Return the items below without any changes, from the start of the items through the line containing "borneo — [735, 338, 755, 361]".
──────── Records supplied ────────
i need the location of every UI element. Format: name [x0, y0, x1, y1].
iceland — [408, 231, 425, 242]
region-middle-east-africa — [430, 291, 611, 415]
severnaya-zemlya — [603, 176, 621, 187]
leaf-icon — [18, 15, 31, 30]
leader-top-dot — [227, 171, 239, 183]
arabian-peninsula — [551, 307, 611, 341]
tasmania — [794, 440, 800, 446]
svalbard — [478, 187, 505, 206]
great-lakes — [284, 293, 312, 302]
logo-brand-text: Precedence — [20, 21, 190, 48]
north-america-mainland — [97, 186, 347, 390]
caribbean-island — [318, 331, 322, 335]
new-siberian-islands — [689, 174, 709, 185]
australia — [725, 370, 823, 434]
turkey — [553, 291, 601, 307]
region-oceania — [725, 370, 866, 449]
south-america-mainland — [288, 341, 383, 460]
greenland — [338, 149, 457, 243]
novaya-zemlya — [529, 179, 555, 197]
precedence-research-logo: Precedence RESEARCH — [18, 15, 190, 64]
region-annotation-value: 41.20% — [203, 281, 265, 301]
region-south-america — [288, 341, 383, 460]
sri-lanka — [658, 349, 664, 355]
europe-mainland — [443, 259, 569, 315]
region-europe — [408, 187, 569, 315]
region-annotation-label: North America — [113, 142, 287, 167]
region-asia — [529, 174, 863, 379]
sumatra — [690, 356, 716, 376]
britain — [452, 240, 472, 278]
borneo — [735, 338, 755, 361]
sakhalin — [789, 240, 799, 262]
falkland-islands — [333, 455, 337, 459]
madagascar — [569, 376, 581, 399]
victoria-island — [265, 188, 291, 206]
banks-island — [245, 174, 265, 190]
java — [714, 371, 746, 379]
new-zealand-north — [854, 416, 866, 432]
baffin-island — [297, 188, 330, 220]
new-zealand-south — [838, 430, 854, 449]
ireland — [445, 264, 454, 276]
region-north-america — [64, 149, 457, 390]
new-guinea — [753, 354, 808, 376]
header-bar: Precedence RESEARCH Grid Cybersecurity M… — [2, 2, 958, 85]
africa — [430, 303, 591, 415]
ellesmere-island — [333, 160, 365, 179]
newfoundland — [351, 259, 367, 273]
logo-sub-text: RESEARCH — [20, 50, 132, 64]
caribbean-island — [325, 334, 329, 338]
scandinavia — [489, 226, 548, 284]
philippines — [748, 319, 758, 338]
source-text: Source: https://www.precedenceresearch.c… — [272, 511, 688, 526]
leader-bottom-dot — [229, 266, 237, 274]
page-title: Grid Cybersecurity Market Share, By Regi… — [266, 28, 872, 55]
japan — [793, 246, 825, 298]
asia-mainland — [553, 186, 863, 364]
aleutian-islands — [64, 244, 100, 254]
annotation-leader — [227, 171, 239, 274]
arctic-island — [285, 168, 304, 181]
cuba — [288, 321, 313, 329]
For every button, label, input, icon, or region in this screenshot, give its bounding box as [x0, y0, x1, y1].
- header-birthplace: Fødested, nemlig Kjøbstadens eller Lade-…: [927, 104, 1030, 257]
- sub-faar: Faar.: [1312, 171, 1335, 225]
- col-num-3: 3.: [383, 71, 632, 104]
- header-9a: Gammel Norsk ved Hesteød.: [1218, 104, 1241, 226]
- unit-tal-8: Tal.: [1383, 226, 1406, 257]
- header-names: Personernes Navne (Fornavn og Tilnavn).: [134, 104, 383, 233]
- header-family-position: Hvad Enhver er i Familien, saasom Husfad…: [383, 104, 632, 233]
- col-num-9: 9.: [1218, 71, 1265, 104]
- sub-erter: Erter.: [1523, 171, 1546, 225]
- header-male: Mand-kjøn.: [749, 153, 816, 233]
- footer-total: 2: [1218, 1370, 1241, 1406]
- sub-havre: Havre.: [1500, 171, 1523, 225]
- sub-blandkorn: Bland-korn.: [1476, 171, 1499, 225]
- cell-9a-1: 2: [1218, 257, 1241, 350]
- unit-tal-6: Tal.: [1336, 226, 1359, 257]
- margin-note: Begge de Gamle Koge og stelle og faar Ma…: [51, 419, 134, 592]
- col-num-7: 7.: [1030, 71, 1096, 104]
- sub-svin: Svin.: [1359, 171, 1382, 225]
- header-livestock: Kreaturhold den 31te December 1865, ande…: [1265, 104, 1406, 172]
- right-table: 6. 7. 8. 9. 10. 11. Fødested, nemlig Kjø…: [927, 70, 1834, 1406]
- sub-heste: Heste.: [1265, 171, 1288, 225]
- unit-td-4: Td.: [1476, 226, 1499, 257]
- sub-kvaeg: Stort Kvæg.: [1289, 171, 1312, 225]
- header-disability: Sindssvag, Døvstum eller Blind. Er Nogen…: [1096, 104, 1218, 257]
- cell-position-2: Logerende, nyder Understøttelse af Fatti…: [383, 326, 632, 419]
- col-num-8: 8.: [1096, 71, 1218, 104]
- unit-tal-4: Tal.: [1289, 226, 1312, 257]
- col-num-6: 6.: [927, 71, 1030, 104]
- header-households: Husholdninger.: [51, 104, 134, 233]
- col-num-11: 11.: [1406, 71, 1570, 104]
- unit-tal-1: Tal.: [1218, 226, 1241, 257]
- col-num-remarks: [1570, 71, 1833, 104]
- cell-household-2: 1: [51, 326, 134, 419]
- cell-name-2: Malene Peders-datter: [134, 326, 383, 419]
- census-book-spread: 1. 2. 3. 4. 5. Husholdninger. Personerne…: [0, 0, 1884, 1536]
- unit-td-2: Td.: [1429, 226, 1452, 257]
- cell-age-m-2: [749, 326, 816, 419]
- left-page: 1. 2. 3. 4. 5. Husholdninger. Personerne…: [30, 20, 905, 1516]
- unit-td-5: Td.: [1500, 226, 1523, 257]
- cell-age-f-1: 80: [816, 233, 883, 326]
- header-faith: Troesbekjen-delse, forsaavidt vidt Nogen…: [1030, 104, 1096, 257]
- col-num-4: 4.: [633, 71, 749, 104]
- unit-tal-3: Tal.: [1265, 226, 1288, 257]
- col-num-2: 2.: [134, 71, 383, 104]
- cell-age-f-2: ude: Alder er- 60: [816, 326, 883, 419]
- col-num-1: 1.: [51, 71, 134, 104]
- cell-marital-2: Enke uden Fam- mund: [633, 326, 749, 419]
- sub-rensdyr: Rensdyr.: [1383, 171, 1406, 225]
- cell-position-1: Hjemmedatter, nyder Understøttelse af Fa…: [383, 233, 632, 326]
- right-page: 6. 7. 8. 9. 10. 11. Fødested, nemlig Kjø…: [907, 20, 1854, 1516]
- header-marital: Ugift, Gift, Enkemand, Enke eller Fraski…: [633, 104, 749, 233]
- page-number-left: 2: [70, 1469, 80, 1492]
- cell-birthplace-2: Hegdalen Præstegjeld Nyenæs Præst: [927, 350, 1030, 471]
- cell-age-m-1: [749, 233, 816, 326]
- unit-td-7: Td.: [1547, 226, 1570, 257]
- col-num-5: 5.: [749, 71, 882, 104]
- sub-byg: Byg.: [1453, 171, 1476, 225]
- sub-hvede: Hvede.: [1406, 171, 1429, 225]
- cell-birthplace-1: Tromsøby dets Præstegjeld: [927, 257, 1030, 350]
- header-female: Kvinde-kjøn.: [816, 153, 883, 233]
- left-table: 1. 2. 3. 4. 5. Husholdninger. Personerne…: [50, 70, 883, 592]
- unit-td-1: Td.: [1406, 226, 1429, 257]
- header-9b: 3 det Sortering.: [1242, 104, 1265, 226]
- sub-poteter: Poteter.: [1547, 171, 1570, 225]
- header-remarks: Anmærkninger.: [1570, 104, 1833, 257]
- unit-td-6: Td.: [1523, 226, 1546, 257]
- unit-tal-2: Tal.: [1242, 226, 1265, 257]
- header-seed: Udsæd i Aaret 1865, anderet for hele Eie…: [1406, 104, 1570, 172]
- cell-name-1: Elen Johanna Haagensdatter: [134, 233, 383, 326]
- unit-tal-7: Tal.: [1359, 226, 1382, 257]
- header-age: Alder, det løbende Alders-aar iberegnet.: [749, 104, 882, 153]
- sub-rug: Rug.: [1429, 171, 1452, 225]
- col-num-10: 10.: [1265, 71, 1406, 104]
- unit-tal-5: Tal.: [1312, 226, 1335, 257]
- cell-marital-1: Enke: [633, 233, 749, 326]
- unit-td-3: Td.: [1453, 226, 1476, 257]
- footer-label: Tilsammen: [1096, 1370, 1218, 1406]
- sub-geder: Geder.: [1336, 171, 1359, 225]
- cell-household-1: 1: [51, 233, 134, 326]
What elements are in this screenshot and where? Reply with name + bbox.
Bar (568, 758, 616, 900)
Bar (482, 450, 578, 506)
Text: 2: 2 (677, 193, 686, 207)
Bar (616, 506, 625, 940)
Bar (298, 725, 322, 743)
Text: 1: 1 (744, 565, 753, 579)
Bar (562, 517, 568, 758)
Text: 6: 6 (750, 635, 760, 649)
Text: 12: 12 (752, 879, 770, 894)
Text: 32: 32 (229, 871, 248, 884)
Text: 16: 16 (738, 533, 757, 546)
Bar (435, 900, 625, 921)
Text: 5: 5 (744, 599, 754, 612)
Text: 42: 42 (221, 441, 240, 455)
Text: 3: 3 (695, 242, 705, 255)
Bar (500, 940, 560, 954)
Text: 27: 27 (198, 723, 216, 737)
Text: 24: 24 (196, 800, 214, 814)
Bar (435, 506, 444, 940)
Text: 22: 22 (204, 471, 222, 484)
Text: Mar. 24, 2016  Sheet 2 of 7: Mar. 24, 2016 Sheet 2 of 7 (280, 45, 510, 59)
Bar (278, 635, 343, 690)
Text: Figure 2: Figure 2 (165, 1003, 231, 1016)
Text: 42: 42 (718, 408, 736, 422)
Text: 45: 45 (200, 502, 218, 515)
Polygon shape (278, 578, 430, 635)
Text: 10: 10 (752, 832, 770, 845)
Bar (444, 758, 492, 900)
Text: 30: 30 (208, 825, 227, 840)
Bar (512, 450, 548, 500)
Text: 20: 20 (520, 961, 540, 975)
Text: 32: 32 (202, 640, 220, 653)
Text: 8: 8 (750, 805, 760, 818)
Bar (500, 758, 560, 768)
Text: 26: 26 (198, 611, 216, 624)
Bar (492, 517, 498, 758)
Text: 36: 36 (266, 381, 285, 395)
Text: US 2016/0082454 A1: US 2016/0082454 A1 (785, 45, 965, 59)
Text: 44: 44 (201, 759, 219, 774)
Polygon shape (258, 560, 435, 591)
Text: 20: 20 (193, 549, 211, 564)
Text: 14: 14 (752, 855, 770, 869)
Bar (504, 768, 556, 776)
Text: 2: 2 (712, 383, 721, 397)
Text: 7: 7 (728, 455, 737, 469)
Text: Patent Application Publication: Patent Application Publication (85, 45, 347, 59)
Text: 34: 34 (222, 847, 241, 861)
────────
_Correct output_:
i need the location of every UI element. Format: name [x0, y0, x1, y1].
iceland — [408, 231, 425, 242]
region-middle-east-africa — [430, 291, 611, 415]
severnaya-zemlya — [603, 176, 621, 187]
leaf-icon — [18, 15, 31, 30]
leader-top-dot — [227, 171, 239, 183]
arabian-peninsula — [551, 307, 611, 341]
tasmania — [794, 440, 800, 446]
svalbard — [478, 187, 505, 206]
great-lakes — [284, 293, 312, 302]
logo-brand-text: Precedence — [20, 21, 190, 48]
north-america-mainland — [97, 186, 347, 390]
caribbean-island — [318, 331, 322, 335]
new-siberian-islands — [689, 174, 709, 185]
australia — [725, 370, 823, 434]
turkey — [553, 291, 601, 307]
region-oceania — [725, 370, 866, 449]
south-america-mainland — [288, 341, 383, 460]
greenland — [338, 149, 457, 243]
novaya-zemlya — [529, 179, 555, 197]
precedence-research-logo: Precedence RESEARCH — [18, 15, 190, 64]
region-annotation-value: 41.20% — [203, 281, 265, 301]
region-south-america — [288, 341, 383, 460]
sri-lanka — [658, 349, 664, 355]
europe-mainland — [443, 259, 569, 315]
region-europe — [408, 187, 569, 315]
region-annotation-label: North America — [113, 142, 287, 167]
region-asia — [529, 174, 863, 379]
sumatra — [690, 356, 716, 376]
britain — [452, 240, 472, 278]
borneo — [735, 338, 755, 361]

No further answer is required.